**TASK STATEMENT**
Copy each line of the records that contains the word "αλλά".

**RECORD EXCERPTS**
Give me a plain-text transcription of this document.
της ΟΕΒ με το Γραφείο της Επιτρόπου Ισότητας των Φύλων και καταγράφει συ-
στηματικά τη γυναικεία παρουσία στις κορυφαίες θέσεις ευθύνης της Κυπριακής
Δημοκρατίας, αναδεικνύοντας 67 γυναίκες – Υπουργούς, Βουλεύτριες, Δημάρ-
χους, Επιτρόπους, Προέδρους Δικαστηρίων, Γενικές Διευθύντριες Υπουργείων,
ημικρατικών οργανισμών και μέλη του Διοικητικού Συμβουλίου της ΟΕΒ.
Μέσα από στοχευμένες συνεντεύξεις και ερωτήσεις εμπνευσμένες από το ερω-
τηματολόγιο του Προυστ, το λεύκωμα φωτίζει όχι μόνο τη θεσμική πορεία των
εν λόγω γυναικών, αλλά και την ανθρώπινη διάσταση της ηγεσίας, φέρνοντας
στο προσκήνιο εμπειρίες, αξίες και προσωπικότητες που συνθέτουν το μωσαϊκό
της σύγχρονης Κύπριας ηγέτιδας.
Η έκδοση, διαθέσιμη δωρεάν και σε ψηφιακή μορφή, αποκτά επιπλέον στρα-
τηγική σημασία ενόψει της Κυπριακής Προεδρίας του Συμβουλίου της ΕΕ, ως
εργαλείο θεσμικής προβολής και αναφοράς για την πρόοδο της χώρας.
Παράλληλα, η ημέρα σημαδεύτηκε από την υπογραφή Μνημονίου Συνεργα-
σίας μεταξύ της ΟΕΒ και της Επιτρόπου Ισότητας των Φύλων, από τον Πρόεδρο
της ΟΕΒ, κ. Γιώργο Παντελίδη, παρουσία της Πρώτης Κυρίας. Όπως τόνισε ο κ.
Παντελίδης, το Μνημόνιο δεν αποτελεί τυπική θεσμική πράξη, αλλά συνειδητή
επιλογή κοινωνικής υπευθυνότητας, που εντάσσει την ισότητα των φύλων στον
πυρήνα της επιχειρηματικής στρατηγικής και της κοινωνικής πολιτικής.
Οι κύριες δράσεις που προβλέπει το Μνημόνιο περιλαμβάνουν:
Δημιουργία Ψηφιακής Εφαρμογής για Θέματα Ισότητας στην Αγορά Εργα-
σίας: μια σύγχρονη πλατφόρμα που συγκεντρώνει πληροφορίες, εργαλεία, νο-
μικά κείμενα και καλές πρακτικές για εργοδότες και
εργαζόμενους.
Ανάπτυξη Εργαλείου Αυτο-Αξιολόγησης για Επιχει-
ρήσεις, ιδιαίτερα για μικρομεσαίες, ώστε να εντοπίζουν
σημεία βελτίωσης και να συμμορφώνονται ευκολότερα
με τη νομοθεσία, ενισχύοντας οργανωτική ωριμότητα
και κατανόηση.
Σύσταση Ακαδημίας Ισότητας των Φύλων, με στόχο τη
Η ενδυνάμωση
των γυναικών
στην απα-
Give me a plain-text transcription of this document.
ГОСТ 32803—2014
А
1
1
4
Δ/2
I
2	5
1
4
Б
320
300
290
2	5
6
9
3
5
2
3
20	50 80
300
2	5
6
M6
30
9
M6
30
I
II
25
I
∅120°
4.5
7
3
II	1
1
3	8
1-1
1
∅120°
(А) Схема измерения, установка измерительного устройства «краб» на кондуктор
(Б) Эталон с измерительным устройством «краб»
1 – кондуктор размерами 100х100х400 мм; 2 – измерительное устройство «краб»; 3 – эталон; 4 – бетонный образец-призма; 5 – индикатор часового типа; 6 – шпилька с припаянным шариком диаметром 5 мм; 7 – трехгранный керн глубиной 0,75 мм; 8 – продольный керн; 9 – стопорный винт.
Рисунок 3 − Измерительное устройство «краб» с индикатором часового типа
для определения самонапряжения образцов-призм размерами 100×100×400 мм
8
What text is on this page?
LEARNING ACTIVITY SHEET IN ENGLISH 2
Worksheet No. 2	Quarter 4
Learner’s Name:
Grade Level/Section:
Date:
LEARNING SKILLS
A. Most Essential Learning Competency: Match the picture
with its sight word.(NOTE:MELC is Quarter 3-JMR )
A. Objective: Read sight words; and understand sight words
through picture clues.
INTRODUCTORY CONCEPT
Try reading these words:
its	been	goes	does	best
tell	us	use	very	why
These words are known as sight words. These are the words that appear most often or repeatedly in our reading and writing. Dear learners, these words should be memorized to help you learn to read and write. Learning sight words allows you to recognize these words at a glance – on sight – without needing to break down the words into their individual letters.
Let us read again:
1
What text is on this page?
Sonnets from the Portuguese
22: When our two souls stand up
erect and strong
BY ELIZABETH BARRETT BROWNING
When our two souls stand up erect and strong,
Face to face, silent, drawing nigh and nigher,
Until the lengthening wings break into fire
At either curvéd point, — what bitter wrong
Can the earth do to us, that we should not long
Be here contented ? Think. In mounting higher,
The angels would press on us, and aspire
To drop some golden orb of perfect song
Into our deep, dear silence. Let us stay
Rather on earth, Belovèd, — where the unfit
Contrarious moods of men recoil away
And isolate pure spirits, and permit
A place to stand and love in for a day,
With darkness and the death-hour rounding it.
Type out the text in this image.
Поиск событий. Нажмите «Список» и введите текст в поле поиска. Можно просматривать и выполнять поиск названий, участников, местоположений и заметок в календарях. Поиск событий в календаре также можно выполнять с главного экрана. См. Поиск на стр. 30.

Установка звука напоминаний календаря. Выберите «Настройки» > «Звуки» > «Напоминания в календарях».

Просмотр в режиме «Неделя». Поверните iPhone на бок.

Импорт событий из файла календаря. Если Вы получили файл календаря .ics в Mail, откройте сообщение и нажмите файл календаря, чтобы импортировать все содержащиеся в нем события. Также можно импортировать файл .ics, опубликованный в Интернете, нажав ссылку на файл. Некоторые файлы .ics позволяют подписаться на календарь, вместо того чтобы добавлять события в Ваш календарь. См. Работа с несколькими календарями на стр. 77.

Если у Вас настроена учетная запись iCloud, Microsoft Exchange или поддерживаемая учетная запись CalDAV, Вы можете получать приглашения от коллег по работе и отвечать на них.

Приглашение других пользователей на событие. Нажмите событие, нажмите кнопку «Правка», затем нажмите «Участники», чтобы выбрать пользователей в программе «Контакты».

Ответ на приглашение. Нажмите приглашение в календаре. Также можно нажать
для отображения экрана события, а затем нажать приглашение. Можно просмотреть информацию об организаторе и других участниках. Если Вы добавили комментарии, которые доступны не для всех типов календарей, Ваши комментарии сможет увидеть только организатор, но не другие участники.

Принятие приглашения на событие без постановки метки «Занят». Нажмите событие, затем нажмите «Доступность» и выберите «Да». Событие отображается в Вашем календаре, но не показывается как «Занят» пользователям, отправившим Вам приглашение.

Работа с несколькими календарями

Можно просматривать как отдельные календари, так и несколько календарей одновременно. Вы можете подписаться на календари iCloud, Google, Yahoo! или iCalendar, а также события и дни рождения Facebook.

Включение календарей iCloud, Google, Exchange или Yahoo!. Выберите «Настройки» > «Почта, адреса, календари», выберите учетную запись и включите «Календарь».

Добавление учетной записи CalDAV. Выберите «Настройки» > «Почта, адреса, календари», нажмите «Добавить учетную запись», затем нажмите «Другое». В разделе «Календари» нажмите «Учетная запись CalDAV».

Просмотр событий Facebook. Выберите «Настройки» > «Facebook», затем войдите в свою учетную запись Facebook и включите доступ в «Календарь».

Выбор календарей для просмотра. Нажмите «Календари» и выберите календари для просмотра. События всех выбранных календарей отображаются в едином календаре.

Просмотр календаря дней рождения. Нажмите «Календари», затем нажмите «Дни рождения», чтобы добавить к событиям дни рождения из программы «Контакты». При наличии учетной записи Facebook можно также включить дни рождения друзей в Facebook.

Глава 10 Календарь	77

**COMPLETE OUTPUT**
εν λόγω γυναικών, αλλά και την ανθρώπινη διάσταση της ηγεσίας, φέρνοντας
Παντελίδης, το Μνημόνιο δεν αποτελεί τυπική θεσμική πράξη, αλλά συνειδητή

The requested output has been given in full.